Give the material below as a Markdown table with the columns Row and Material line, numbering each line and leaving out blank lines.

(Given data)
------------------------------------------------------------

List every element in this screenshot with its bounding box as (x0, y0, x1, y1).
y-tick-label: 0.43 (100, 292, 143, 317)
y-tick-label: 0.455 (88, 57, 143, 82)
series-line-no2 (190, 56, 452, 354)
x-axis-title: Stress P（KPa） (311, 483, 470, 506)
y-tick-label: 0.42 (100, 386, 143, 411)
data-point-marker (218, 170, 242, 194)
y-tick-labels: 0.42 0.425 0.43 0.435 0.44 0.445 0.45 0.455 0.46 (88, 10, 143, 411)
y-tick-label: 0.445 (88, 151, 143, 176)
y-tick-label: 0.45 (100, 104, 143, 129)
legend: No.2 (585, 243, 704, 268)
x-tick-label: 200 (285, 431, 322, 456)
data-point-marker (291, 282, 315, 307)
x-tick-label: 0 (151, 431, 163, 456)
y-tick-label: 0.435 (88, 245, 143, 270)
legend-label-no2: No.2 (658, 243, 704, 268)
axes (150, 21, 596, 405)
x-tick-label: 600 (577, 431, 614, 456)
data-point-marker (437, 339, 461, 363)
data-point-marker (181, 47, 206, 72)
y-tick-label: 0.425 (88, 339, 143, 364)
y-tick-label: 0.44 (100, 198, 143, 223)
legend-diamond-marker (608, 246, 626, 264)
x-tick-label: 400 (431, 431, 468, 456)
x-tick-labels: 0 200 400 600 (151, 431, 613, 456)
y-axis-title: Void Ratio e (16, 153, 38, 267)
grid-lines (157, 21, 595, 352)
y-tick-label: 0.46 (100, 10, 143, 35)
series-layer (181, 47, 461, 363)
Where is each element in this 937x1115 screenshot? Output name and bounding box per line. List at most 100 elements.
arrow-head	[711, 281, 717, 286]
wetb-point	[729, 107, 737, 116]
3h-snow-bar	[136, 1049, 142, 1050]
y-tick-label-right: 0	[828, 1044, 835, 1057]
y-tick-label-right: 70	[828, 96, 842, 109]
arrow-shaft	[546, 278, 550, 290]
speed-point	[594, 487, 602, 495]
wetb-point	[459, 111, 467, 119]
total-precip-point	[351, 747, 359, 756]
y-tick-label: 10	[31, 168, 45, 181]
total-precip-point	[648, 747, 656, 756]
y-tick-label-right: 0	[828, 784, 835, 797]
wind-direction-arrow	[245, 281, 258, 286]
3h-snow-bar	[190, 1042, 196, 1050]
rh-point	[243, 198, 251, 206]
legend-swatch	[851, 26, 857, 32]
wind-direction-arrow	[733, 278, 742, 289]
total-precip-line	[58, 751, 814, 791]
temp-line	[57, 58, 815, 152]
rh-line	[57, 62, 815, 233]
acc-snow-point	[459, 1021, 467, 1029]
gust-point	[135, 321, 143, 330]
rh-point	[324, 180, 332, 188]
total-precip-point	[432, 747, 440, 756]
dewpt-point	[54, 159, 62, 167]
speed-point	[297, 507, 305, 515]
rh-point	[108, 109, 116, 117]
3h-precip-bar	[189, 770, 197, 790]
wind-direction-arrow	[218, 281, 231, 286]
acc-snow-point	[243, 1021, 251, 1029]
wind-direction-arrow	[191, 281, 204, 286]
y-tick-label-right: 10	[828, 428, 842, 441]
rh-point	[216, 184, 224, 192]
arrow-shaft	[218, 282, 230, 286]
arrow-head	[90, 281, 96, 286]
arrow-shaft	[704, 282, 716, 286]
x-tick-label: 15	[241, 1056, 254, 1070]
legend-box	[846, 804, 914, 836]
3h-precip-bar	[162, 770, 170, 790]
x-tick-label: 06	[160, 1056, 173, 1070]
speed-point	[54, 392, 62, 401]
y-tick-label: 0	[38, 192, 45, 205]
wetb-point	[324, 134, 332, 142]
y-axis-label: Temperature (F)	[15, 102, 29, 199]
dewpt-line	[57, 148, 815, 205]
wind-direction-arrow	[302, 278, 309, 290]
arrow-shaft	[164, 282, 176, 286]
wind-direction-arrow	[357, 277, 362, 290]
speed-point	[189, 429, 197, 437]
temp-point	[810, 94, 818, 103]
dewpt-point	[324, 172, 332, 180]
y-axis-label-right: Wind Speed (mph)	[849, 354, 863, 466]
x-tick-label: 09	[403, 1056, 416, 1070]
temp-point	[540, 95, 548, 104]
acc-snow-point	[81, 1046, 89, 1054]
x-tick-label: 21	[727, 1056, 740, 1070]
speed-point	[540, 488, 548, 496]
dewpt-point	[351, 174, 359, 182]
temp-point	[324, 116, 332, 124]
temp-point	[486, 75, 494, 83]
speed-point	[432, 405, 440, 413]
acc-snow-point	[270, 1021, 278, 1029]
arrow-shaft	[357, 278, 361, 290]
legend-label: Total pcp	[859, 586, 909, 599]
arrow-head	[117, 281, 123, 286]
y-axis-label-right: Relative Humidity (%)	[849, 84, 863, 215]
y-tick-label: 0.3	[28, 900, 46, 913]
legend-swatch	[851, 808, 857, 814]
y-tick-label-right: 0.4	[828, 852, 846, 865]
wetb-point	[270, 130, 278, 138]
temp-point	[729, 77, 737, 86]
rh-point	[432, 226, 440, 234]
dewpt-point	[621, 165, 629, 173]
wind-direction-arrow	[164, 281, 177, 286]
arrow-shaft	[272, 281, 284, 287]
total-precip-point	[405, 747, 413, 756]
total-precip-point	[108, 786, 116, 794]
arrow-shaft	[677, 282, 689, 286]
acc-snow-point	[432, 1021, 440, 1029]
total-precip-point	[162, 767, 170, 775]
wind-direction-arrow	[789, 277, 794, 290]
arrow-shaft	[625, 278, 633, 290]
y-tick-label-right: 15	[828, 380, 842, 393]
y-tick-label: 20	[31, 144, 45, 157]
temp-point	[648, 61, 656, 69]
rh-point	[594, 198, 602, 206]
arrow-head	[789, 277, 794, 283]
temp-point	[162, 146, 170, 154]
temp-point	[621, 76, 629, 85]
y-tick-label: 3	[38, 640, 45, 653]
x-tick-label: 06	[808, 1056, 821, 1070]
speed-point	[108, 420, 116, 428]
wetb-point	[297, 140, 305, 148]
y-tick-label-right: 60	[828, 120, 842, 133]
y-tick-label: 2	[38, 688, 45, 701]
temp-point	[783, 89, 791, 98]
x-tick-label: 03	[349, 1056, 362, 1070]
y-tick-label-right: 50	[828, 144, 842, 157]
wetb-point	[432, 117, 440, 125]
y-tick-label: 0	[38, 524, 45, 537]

------------------------------------------------------------

(Written reply)
| Row | Material line |
|---|---|
| 1 | List every element in this screenshot with its bounding box as (x0, y0, x1, y1). |
| 2 | y-tick-label: 0.43 (100, 292, 143, 317) |
| 3 | y-tick-label: 0.455 (88, 57, 143, 82) |
| 4 | series-line-no2 (190, 56, 452, 354) |
| 5 | x-axis-title: Stress P（KPa） (311, 483, 470, 506) |
| 6 | y-tick-label: 0.42 (100, 386, 143, 411) |
| 7 | data-point-marker (218, 170, 242, 194) |
| 8 | y-tick-labels: 0.42 0.425 0.43 0.435 0.44 0.445 0.45 0.455 0.46 (88, 10, 143, 411) |
| 9 | y-tick-label: 0.445 (88, 151, 143, 176) |
| 10 | y-tick-label: 0.45 (100, 104, 143, 129) |
| 11 | legend: No.2 (585, 243, 704, 268) |
| 12 | x-tick-label: 200 (285, 431, 322, 456) |
| 13 | data-point-marker (291, 282, 315, 307) |
| 14 | x-tick-label: 0 (151, 431, 163, 456) |
| 15 | y-tick-label: 0.435 (88, 245, 143, 270) |
| 16 | legend-label-no2: No.2 (658, 243, 704, 268) |
| 17 | axes (150, 21, 596, 405) |
| 18 | x-tick-label: 600 (577, 431, 614, 456) |
| 19 | data-point-marker (437, 339, 461, 363) |
| 20 | data-point-marker (181, 47, 206, 72) |
| 21 | y-tick-label: 0.425 (88, 339, 143, 364) |
| 22 | y-tick-label: 0.44 (100, 198, 143, 223) |
| 23 | legend-diamond-marker (608, 246, 626, 264) |
| 24 | x-tick-label: 400 (431, 431, 468, 456) |
| 25 | x-tick-labels: 0 200 400 600 (151, 431, 613, 456) |
| 26 | y-axis-title: Void Ratio e (16, 153, 38, 267) |
| 27 | grid-lines (157, 21, 595, 352) |
| 28 | y-tick-label: 0.46 (100, 10, 143, 35) |
| 29 | series-layer (181, 47, 461, 363) |
| 30 | Where is each element in this 937x1115 screenshot? Output name and bounding box per line. List at most 100 elements. |
| 31 | arrow-head	[711, 281, 717, 286] |
| 32 | wetb-point	[729, 107, 737, 116] |
| 33 | 3h-snow-bar	[136, 1049, 142, 1050] |
| 34 | y-tick-label-right: 0	[828, 1044, 835, 1057] |
| 35 | y-tick-label-right: 70	[828, 96, 842, 109] |
| 36 | arrow-shaft	[546, 278, 550, 290] |
| 37 | speed-point	[594, 487, 602, 495] |
| 38 | wetb-point	[459, 111, 467, 119] |
| 39 | total-precip-point	[351, 747, 359, 756] |
| 40 | y-tick-label: 10	[31, 168, 45, 181] |
| 41 | total-precip-point	[648, 747, 656, 756] |
| 42 | y-tick-label-right: 0	[828, 784, 835, 797] |
| 43 | wind-direction-arrow	[245, 281, 258, 286] |
| 44 | 3h-snow-bar	[190, 1042, 196, 1050] |
| 45 | rh-point	[243, 198, 251, 206] |
| 46 | legend-swatch	[851, 26, 857, 32] |
| 47 | wind-direction-arrow	[733, 278, 742, 289] |
| 48 | total-precip-line	[58, 751, 814, 791] |
| 49 | temp-line	[57, 58, 815, 152] |
| 50 | rh-line	[57, 62, 815, 233] |
| 51 | acc-snow-point	[459, 1021, 467, 1029] |
| 52 | gust-point	[135, 321, 143, 330] |
| 53 | rh-point	[324, 180, 332, 188] |
| 54 | total-precip-point	[432, 747, 440, 756] |
| 55 | dewpt-point	[54, 159, 62, 167] |
| 56 | speed-point	[297, 507, 305, 515] |
| 57 | rh-point	[108, 109, 116, 117] |
| 58 | 3h-precip-bar	[189, 770, 197, 790] |
| 59 | wind-direction-arrow	[218, 281, 231, 286] |
| 60 | acc-snow-point	[243, 1021, 251, 1029] |
| 61 | wind-direction-arrow	[191, 281, 204, 286] |
| 62 | y-tick-label-right: 10	[828, 428, 842, 441] |
| 63 | rh-point	[216, 184, 224, 192] |
| 64 | arrow-shaft	[218, 282, 230, 286] |
| 65 | arrow-head	[90, 281, 96, 286] |
| 66 | arrow-shaft	[704, 282, 716, 286] |
| 67 | x-tick-label: 15	[241, 1056, 254, 1070] |
| 68 | legend-box	[846, 804, 914, 836] |
| 69 | 3h-precip-bar	[162, 770, 170, 790] |
| 70 | x-tick-label: 06	[160, 1056, 173, 1070] |
| 71 | speed-point	[54, 392, 62, 401] |
| 72 | y-tick-label: 0	[38, 192, 45, 205] |
| 73 | wetb-point	[324, 134, 332, 142] |
| 74 | y-axis-label: Temperature (F)	[15, 102, 29, 199] |
| 75 | dewpt-line	[57, 148, 815, 205] |
| 76 | wind-direction-arrow	[302, 278, 309, 290] |
| 77 | arrow-shaft	[164, 282, 176, 286] |
| 78 | wind-direction-arrow	[357, 277, 362, 290] |
| 79 | speed-point	[189, 429, 197, 437] |
| 80 | temp-point	[810, 94, 818, 103] |
| 81 | dewpt-point	[324, 172, 332, 180] |
| 82 | y-axis-label-right: Wind Speed (mph)	[849, 354, 863, 466] |
| 83 | x-tick-label: 09	[403, 1056, 416, 1070] |
| 84 | temp-point	[540, 95, 548, 104] |
| 85 | acc-snow-point	[81, 1046, 89, 1054] |
| 86 | x-tick-label: 21	[727, 1056, 740, 1070] |
| 87 | speed-point	[540, 488, 548, 496] |
| 88 | dewpt-point	[351, 174, 359, 182] |
| 89 | temp-point	[324, 116, 332, 124] |
| 90 | temp-point	[486, 75, 494, 83] |
| 91 | speed-point	[432, 405, 440, 413] |
| 92 | acc-snow-point	[270, 1021, 278, 1029] |
| 93 | arrow-shaft	[357, 278, 361, 290] |
| 94 | legend-label: Total pcp	[859, 586, 909, 599] |
| 95 | arrow-head	[117, 281, 123, 286] |
| 96 | y-axis-label-right: Relative Humidity (%)	[849, 84, 863, 215] |
| 97 | y-tick-label: 0.3	[28, 900, 46, 913] |
| 98 | legend-swatch	[851, 808, 857, 814] |
| 99 | y-tick-label-right: 0.4	[828, 852, 846, 865] |
| 100 | wetb-point	[270, 130, 278, 138] |
| 101 | temp-point	[729, 77, 737, 86] |
| 102 | rh-point	[432, 226, 440, 234] |
| 103 | dewpt-point	[621, 165, 629, 173] |
| 104 | wind-direction-arrow	[164, 281, 177, 286] |
| 105 | arrow-shaft	[272, 281, 284, 287] |
| 106 | total-precip-point	[405, 747, 413, 756] |
| 107 | total-precip-point	[108, 786, 116, 794] |
| 108 | arrow-shaft	[677, 282, 689, 286] |
| 109 | acc-snow-point	[432, 1021, 440, 1029] |
| 110 | total-precip-point	[162, 767, 170, 775] |
| 111 | wind-direction-arrow	[789, 277, 794, 290] |
| 112 | arrow-shaft	[625, 278, 633, 290] |
| 113 | y-tick-label-right: 15	[828, 380, 842, 393] |
| 114 | y-tick-label: 20	[31, 144, 45, 157] |
| 115 | temp-point	[648, 61, 656, 69] |
| 116 | rh-point	[594, 198, 602, 206] |
| 117 | arrow-head	[789, 277, 794, 283] |
| 118 | temp-point	[162, 146, 170, 154] |
| 119 | temp-point	[621, 76, 629, 85] |
| 120 | y-tick-label: 3	[38, 640, 45, 653] |
| 121 | x-tick-label: 06	[808, 1056, 821, 1070] |
| 122 | speed-point	[108, 420, 116, 428] |
| 123 | wetb-point	[297, 140, 305, 148] |
| 124 | y-tick-label-right: 60	[828, 120, 842, 133] |
| 125 | y-tick-label: 2	[38, 688, 45, 701] |
| 126 | temp-point	[783, 89, 791, 98] |
| 127 | x-tick-label: 03	[349, 1056, 362, 1070] |
| 128 | y-tick-label-right: 50	[828, 144, 842, 157] |
| 129 | wetb-point	[432, 117, 440, 125] |
| 130 | y-tick-label: 0	[38, 524, 45, 537] |